*YOUR INSTRUCTIONS:*
According to the passage on sampling, what is generally assumed about the relationship between sample size and sampling error?

*QUOTED PASSAGE:*
— Begin —
Unfortunately random selection is not always possible, and occasionally not desirable. When this is the case, researchers selecting a sample attempt to deliberately account for all the potential confounding variables. In our example the researcher will try to ensure that important population differences in gender, population group, affluence etc. are proportionately reflected in the sample. Instead of relying on random selection to eliminate potential error, she/he does so through more deliberate efforts.

Sample size
In terms of sample size, it is generally assumed that the larger the sample size, the smaller the sampling error. Note that this relationship is not linear. The graph below illustrates how the sampling error decreases as sample size increases. The graph illustrates the relationship between sample size and sampling error as a statistical principle. In other words the relationship shown here is applicable to all surveys, not just the General Household Survey.
— End —
*SOURCE DATA:*
— Begin —
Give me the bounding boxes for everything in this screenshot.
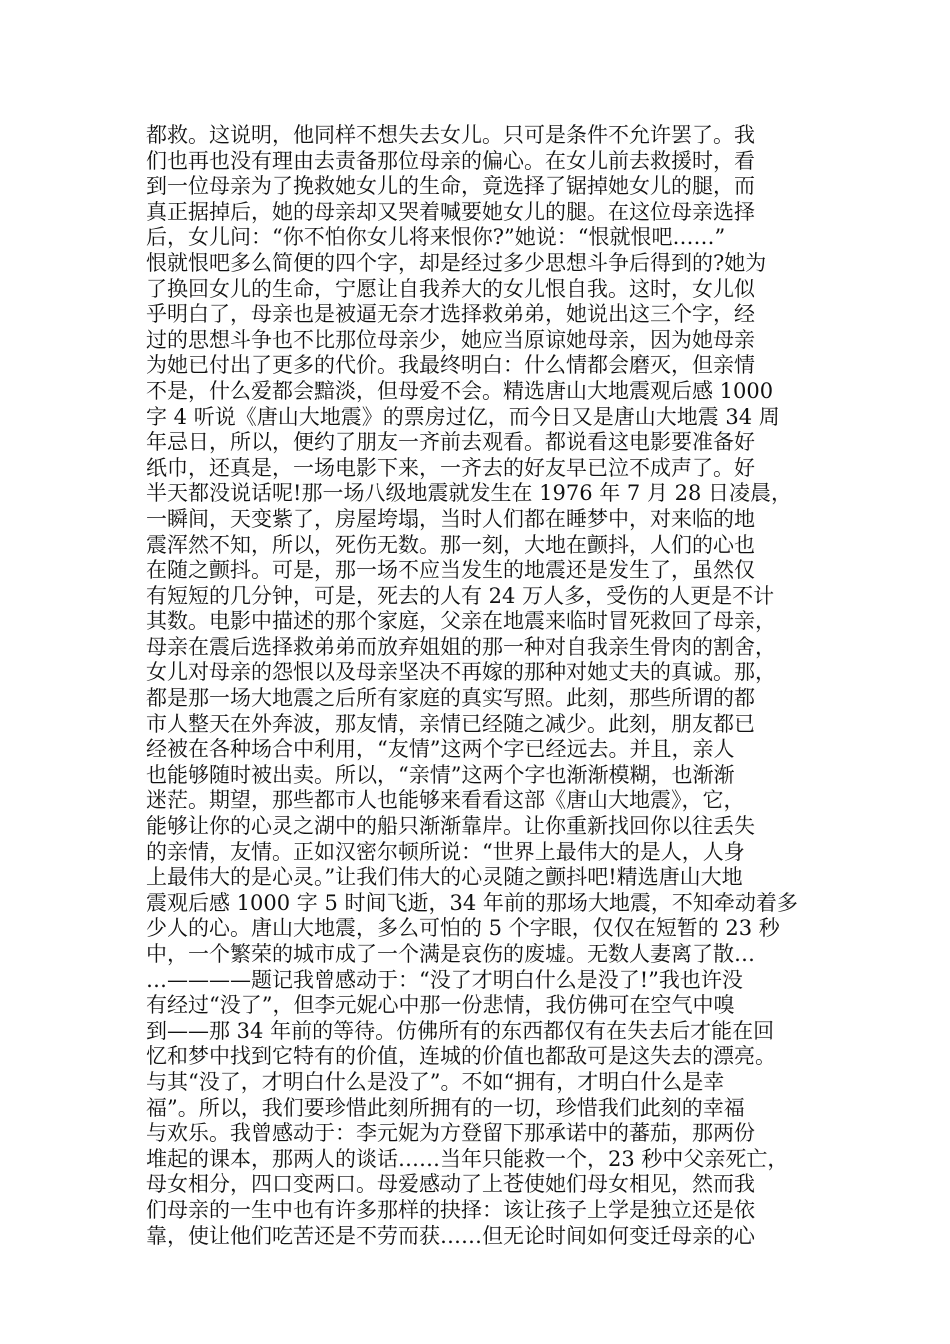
— End —
*SOLUTION TO THIS PROBLEM:*
The larger the sample size, the smaller the sampling error.